Exercise tasks:
- 1) According to the passage on evaluating training procedures, how many combinations of datasets were used to train the reference architecture?
- 2) Using the passage on evaluating training procedures, explain why the next experiment focused on the frame-synchronous RNN.
- 3) Carry on the passage on evaluating training procedures from the point where it stops.

Text passage:
——

While a finer hyperparameter search could slightly change the values presented in
Table 4, the differences we observed among the four architectures were such that no clear winner emerged. Since neither the tatum synchronicity nor the self-attention mechanisms significantly improved the results, in the next experiment we focused on the simpler frame-synchronous RNN.
4.2. Evaluating Training Procedures
In the following, we evaluate the reference (frame-synchronous RNN) architecture when trained with nine different combinations of datasets. Specifically, we trained a model with and without specific datasets to measure (1) the contribution of the different datasets toward the model’s quality and (2) the generalization capabilities achieved on the datasets that were not used for the training. The results are presented in
Table 5, where the top five rows refer to models trained without pre-training, while the bottom four rows refer to models that were pre-trained on the TMIDT dataset.
A comparison of the first two rows of
Table 5 helps to understand the contribution (to the training) of the small non-crowdsourced datasets (RBMA, ENST, and MDB) when added to the crowdsourced data (ADTOF-RGW and YT). It can be observed that adding RBMA, ENST, and MDB to the training data did not improve the results of the model, except when testing on ADTOF-RGW, but only slightly (from 0.82 to 0.83). On the one hand, this reveals that the limited diversity of these datasets (RBMA, ENST, and MDB) prevented an improvement in the generalization of the model, even with the boosted sampling probability (
Section 3.2). On the other hand, this also shows that the model trained exclusively on ADTOF-RGW and ADTOF-YT already performed well on other datasets (zero-shot performance of ADTOF-RGW plus ADTOF-YT on RBMA, ENST, and MDB).

——

Material supplied:
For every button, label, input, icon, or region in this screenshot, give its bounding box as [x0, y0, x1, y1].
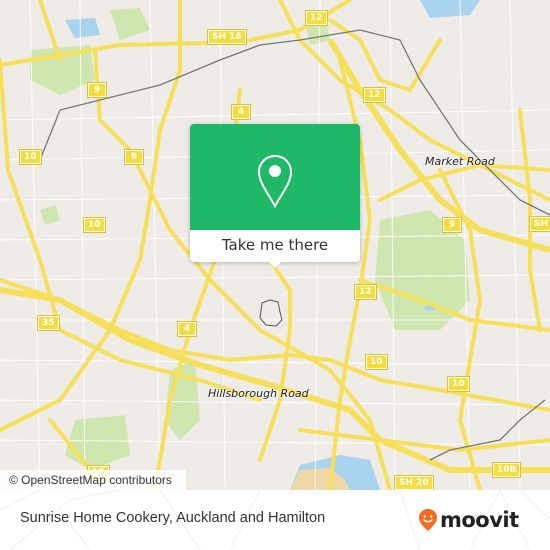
place-label-market-road: Market Road	[425, 155, 495, 168]
route-shield: 9	[442, 217, 462, 233]
route-shield: 12	[354, 284, 377, 300]
route-shield: 9	[124, 149, 144, 165]
route-shield: 10	[19, 149, 42, 165]
route-shield: SH 20	[394, 475, 434, 490]
moovit-logo[interactable]: moovit	[418, 504, 519, 536]
route-shield: 10	[447, 376, 470, 392]
place-label-hillsborough-road: Hillsborough Road	[208, 387, 309, 400]
moovit-pin-icon	[419, 509, 437, 531]
route-shield: SH 16	[207, 29, 247, 45]
route-shield: 12	[363, 87, 386, 103]
route-shield: 9	[87, 82, 107, 98]
popup-header	[190, 124, 360, 230]
moovit-wordmark: moovit	[440, 508, 519, 532]
landmark-outline	[259, 299, 283, 327]
map-attribution[interactable]: © OpenStreetMap contributors	[0, 470, 186, 490]
route-shield: SH	[528, 216, 550, 232]
route-shield: 10	[83, 217, 106, 233]
take-me-there-button[interactable]: Take me there	[190, 230, 360, 262]
map[interactable]: SH 16 12 9 4 12 10 9 10 9 12 35 4 10 10 …	[0, 0, 550, 490]
footer: Sunrise Home Cookery, Auckland and Hamil…	[0, 490, 550, 550]
route-shield: 4	[177, 321, 197, 337]
place-title: Sunrise Home Cookery, Auckland and Hamil…	[20, 510, 326, 526]
route-shield: 10	[365, 354, 388, 370]
popup-pointer	[267, 260, 283, 268]
route-shield: 12	[305, 10, 328, 26]
route-shield: 4	[231, 104, 251, 120]
map-pin-icon	[257, 154, 293, 208]
route-shield: 35	[37, 315, 60, 331]
route-shield: 10B	[491, 462, 522, 478]
location-popup[interactable]: Take me there	[190, 124, 360, 268]
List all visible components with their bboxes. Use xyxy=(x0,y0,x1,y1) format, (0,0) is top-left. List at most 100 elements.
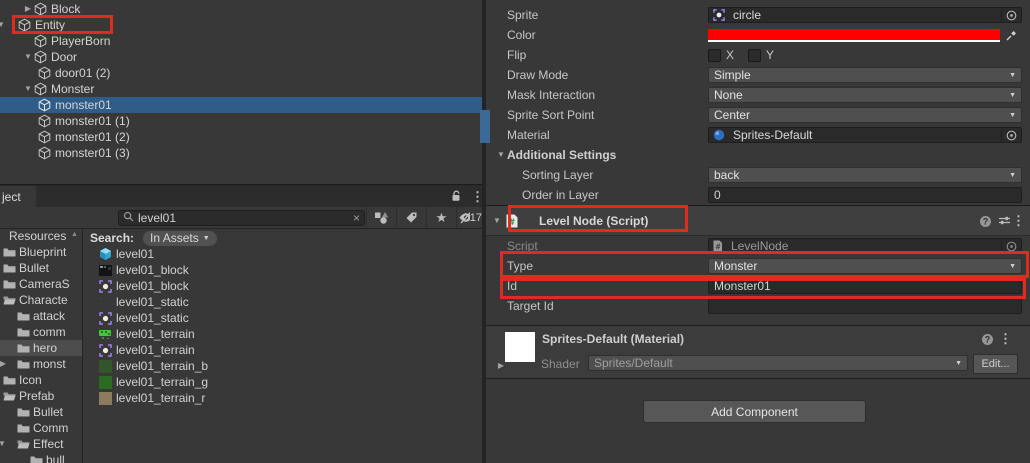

——

Responses for each task:
- 1) Nine combinations of datasets were used.

- 2) Neither tatum synchronicity nor the self-attention mechanisms significantly improved the results, so the experiment used the simpler frame-synchronous RNN. The differences among the four architectures also showed no clear winner.

- 3)
By comparing rows 2 and 3, and rows 2 and 4, one can see the contribution of the datasets ADTOF-YT and ADTOF-RGW with respect to the training carried out using both. As expected, since these datasets are biased towards different music genres, their joint usage achieved noticeably better results for zero-shot performance. For instance, the addition of ADTOF-RGW to ADTOF-YT brought the F-score on RBMA from 0.57 to 0.65; likewise, the addition of ADTOF-YT to ADTOF-RGW brought the F-score on ENST and MDB from 0.72 and 0.76 to 0.78 and 0.81, respectively. In other words, since mixing these datasets increased the diversity of the training data, the zero-shot performance of the model also increased.
However, it is rather surprising to notice that while the addition of ADTOF-YT improved the performance on ADTOF-RGW (from 0.79 to 0.82), no improvement was observed on ADTOF-YT when ADTOF-RGW was added (the F-score stayed at 0.85). We attribute this behavior to the fact that ADTOF-RGW contains mistakes in the annotations and is smaller than ADTOF-YT. This effectively prevented the model trained exclusively on ADTOF-RGW from achieving the best performance on this dataset. Nonetheless, as already observed in [
3], thanks to its large size and diversity, ADTOF-RGW was still better for training than any of the non-crowdsourced datasets (row 5).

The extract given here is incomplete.